Quote the entries in full, character for character, without their images.

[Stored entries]
START

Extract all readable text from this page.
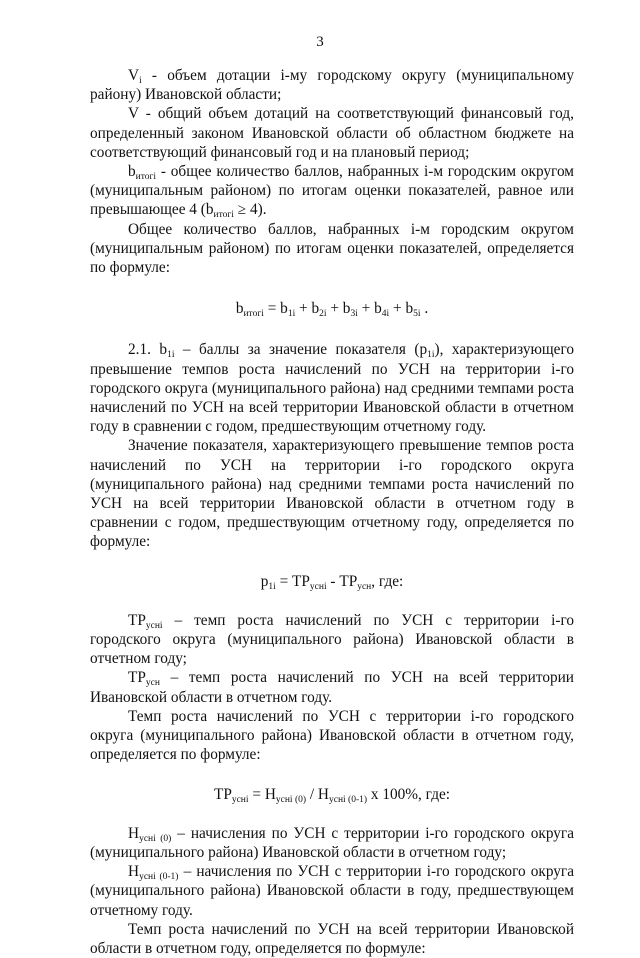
3

$V_i$ - объем дотации i-му городскому округу (муниципальному району) Ивановской области;

V - общий объем дотаций на соответствующий финансовый год, определенный законом Ивановской области об областном бюджете на соответствующий финансовый год и на плановый период;

$b_{итогі}$ - общее количество баллов, набранных i-м городским округом (муниципальным районом) по итогам оценки показателей, равное или превышающее 4 $(b_{итогі} \ge 4)$.

Общее количество баллов, набранных i-м городским округом (муниципальным районом) по итогам оценки показателей, определяется по формуле:

$b_{итогі} = b_{1i} + b_{2i} + b_{3i} + b_{4i} + b_{5i}$ .

2.1. $b_{1i}$ – баллы за значение показателя $(p_{1i})$, характеризующего превышение темпов роста начислений по УСН на территории i-го городского округа (муниципального района) над средними темпами роста начислений по УСН на всей территории Ивановской области в отчетном году в сравнении с годом, предшествующим отчетному году.

Значение показателя, характеризующего превышение темпов роста начислений по УСН на территории i-го городского округа (муниципального района) над средними темпами роста начислений по УСН на всей территории Ивановской области в отчетном году в сравнении с годом, предшествующим отчетному году, определяется по формуле:

$p_{1i} = ТР_{усні} - ТР_{усн}$, где:

$ТР_{усні}$ – темп роста начислений по УСН с территории i-го городского округа (муниципального района) Ивановской области в отчетном году;

$ТР_{усн}$ – темп роста начислений по УСН на всей территории Ивановской области в отчетном году.

Темп роста начислений по УСН с территории i-го городского округа (муниципального района) Ивановской области в отчетном году, определяется по формуле:

$ТР_{усні} = Н_{усні (0)} / Н_{усні (0-1)}$ х 100%, где:

$Н_{усні (0)}$ – начисления по УСН с территории i-го городского округа (муниципального района) Ивановской области в отчетном году;

$Н_{усні (0-1)}$ – начисления по УСН с территории i-го городского округа (муниципального района) Ивановской области в году, предшествующем отчетному году.

Темп роста начислений по УСН на всей территории Ивановской области в отчетном году, определяется по формуле:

END

FULL ANSWER:
Extract all readable text from this page.
3

$V_i$ - объем дотации i-му городскому округу (муниципальному району) Ивановской области;

V - общий объем дотаций на соответствующий финансовый год, определенный законом Ивановской области об областном бюджете на соответствующий финансовый год и на плановый период;

$b_{итогі}$ - общее количество баллов, набранных i-м городским округом (муниципальным районом) по итогам оценки показателей, равное или превышающее 4 $(b_{итогі} \ge 4)$.

Общее количество баллов, набранных i-м городским округом (муниципальным районом) по итогам оценки показателей, определяется по формуле:

$b_{итогі} = b_{1i} + b_{2i} + b_{3i} + b_{4i} + b_{5i}$ .

2.1. $b_{1i}$ – баллы за значение показателя $(p_{1i})$, характеризующего превышение темпов роста начислений по УСН на территории i-го городского округа (муниципального района) над средними темпами роста начислений по УСН на всей территории Ивановской области в отчетном году в сравнении с годом, предшествующим отчетному году.

Значение показателя, характеризующего превышение темпов роста начислений по УСН на территории i-го городского округа (муниципального района) над средними темпами роста начислений по УСН на всей территории Ивановской области в отчетном году в сравнении с годом, предшествующим отчетному году, определяется по формуле:

$p_{1i} = ТР_{усні} - ТР_{усн}$, где:

$ТР_{усні}$ – темп роста начислений по УСН с территории i-го городского округа (муниципального района) Ивановской области в отчетном году;

$ТР_{усн}$ – темп роста начислений по УСН на всей территории Ивановской области в отчетном году.

Темп роста начислений по УСН с территории i-го городского округа (муниципального района) Ивановской области в отчетном году, определяется по формуле:

$ТР_{усні} = Н_{усні (0)} / Н_{усні (0-1)}$ х 100%, где:

$Н_{усні (0)}$ – начисления по УСН с территории i-го городского округа (муниципального района) Ивановской области в отчетном году;

$Н_{усні (0-1)}$ – начисления по УСН с территории i-го городского округа (муниципального района) Ивановской области в году, предшествующем отчетному году.

Темп роста начислений по УСН на всей территории Ивановской области в отчетном году, определяется по формуле:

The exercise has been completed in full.